Your answer is a single number: how many lines hold the word "zmian"?

**INFORMATION GIVEN**
____
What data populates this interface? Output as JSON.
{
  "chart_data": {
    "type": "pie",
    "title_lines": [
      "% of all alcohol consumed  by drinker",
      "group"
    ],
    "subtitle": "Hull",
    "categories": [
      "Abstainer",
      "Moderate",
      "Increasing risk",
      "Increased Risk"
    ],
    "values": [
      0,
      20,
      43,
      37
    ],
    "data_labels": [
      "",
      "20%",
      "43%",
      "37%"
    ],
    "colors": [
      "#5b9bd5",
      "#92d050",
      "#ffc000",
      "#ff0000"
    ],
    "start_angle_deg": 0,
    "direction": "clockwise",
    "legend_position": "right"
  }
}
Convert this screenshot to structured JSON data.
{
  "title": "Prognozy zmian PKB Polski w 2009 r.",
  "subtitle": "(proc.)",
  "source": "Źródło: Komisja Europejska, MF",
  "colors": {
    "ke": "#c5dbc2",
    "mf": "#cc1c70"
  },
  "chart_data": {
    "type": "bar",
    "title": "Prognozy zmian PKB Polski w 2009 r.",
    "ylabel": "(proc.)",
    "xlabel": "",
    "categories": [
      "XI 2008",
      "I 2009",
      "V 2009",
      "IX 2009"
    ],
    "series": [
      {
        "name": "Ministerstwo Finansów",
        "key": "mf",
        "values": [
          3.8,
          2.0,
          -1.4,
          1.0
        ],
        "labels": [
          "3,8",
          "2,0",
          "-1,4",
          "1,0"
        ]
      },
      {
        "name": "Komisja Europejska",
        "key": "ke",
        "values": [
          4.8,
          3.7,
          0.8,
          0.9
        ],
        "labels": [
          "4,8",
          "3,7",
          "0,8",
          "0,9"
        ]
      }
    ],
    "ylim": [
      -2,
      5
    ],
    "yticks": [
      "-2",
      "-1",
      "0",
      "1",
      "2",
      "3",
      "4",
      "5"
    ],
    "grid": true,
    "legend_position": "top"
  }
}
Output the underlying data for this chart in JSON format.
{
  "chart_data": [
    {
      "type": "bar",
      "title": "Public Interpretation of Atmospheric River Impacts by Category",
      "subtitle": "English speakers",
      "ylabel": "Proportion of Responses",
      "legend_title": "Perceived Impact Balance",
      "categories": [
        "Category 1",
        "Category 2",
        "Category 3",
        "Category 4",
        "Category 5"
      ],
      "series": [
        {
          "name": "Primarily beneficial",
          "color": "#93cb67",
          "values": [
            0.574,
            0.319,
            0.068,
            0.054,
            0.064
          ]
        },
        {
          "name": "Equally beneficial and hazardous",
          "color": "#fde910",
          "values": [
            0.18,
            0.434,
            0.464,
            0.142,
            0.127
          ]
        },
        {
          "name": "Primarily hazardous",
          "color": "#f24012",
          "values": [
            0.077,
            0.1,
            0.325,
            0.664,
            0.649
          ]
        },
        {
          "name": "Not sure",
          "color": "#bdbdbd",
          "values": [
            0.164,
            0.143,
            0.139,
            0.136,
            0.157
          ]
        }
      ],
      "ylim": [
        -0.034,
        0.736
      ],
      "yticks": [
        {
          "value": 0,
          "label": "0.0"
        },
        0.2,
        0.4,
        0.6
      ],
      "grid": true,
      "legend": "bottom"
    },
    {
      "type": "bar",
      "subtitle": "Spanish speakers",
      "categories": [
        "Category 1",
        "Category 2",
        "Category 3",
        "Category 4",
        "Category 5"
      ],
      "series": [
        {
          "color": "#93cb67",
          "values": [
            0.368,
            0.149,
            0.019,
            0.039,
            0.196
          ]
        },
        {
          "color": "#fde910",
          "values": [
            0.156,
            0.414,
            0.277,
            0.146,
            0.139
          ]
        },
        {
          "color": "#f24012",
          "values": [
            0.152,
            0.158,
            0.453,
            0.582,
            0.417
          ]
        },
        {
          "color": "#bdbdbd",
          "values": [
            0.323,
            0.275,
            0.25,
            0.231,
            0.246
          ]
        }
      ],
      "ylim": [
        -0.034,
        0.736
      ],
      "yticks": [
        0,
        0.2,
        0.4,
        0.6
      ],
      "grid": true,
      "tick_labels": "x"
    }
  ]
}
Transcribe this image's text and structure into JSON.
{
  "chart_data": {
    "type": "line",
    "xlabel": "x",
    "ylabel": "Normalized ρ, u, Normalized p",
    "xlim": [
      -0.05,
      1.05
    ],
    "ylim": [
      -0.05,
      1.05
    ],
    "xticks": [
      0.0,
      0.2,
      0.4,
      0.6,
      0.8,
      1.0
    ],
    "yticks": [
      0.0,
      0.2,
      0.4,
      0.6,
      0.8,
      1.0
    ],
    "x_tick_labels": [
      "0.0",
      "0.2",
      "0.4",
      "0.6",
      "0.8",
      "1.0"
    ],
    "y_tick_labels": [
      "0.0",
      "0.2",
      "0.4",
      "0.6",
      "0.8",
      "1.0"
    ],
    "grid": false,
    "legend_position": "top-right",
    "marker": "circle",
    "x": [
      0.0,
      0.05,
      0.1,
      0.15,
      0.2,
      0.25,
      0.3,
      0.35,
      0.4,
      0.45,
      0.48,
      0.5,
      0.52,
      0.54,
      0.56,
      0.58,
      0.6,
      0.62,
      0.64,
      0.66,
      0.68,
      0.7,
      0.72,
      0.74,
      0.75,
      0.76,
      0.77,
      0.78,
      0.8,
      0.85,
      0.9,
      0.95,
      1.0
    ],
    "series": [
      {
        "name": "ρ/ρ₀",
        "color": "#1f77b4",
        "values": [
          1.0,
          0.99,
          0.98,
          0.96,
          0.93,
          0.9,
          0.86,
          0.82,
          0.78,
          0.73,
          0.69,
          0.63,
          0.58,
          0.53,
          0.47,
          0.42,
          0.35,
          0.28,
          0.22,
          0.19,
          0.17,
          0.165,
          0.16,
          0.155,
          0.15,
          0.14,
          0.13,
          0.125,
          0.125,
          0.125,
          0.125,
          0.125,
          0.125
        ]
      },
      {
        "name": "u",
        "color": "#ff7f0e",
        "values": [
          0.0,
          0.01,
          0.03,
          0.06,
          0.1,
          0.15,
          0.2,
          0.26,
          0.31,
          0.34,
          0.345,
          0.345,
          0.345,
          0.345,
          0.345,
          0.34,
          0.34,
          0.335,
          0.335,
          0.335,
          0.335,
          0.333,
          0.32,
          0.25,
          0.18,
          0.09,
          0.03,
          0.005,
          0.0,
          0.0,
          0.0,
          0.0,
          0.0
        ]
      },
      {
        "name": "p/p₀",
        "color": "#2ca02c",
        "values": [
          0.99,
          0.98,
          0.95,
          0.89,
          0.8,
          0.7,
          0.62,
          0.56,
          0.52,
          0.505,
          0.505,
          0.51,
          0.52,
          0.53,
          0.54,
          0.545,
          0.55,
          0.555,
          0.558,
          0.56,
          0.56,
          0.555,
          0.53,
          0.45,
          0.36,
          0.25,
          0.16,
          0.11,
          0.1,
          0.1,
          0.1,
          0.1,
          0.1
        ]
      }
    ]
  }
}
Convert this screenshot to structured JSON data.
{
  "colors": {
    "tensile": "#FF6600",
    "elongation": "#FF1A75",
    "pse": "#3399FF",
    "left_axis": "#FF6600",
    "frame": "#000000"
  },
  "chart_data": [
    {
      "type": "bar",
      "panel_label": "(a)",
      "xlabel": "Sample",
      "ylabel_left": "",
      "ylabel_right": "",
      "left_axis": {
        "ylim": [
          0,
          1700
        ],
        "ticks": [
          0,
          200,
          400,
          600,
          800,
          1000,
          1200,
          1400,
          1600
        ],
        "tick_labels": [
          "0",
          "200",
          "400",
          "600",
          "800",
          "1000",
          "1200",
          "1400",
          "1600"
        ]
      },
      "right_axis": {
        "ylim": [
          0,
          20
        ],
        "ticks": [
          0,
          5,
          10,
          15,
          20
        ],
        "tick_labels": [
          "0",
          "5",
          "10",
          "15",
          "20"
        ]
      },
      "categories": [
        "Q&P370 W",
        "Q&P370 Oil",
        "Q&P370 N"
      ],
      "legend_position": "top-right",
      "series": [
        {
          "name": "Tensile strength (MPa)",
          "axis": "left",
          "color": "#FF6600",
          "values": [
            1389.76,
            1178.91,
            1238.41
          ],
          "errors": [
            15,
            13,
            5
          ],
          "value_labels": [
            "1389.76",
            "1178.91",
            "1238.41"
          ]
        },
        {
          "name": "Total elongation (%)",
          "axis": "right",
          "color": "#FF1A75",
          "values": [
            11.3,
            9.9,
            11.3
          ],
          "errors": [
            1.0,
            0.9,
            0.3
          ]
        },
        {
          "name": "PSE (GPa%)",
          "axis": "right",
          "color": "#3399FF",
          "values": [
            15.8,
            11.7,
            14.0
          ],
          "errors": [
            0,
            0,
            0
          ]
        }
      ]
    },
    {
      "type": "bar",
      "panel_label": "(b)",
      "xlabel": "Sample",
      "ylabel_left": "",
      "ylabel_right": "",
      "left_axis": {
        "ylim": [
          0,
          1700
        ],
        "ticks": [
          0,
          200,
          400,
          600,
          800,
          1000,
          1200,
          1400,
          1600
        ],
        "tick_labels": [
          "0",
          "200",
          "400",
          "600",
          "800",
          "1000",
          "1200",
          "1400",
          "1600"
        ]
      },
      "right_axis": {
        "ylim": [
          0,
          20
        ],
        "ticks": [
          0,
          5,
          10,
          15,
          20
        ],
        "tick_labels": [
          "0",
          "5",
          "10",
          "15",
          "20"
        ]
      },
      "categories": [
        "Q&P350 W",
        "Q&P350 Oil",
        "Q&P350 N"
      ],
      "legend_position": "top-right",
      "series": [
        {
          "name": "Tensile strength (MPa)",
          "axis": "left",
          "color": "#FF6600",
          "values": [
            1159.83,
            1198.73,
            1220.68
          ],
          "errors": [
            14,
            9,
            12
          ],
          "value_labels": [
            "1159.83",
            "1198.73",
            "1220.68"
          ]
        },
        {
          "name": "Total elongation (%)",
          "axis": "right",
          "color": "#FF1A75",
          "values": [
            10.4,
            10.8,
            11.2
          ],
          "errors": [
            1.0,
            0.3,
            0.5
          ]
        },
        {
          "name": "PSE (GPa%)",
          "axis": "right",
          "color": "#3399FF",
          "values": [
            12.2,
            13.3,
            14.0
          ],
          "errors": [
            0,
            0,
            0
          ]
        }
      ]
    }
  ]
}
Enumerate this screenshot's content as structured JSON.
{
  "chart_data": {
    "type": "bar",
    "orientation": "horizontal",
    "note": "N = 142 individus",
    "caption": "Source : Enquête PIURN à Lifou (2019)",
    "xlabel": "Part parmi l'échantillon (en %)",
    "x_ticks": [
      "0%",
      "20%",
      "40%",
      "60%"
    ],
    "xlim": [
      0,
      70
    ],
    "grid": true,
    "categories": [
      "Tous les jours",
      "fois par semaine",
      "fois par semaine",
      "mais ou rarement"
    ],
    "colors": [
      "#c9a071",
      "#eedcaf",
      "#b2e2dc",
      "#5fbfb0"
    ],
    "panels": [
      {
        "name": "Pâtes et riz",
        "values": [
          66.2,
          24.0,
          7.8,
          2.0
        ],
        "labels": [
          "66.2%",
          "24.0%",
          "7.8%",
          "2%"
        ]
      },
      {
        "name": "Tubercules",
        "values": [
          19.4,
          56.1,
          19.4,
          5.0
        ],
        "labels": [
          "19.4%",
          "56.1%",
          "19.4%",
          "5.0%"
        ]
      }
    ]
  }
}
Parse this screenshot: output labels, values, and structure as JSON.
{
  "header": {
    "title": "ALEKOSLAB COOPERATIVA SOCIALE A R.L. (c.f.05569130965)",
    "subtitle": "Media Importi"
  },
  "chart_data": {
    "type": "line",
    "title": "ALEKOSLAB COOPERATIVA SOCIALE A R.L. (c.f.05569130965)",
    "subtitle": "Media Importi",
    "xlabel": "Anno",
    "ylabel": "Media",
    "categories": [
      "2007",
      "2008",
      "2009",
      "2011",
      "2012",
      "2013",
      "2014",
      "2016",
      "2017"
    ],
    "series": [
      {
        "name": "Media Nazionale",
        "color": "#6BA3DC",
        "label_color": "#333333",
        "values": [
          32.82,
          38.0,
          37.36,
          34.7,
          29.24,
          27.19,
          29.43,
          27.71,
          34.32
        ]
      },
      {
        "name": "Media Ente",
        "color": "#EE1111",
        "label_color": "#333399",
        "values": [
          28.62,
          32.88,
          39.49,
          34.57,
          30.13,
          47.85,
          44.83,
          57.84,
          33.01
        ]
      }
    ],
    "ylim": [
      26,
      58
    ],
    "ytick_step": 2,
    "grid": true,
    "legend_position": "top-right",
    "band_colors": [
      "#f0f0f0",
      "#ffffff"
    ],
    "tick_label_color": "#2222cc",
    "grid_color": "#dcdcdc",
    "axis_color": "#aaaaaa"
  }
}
____
**OUTPUT FOR THIS TASK**
2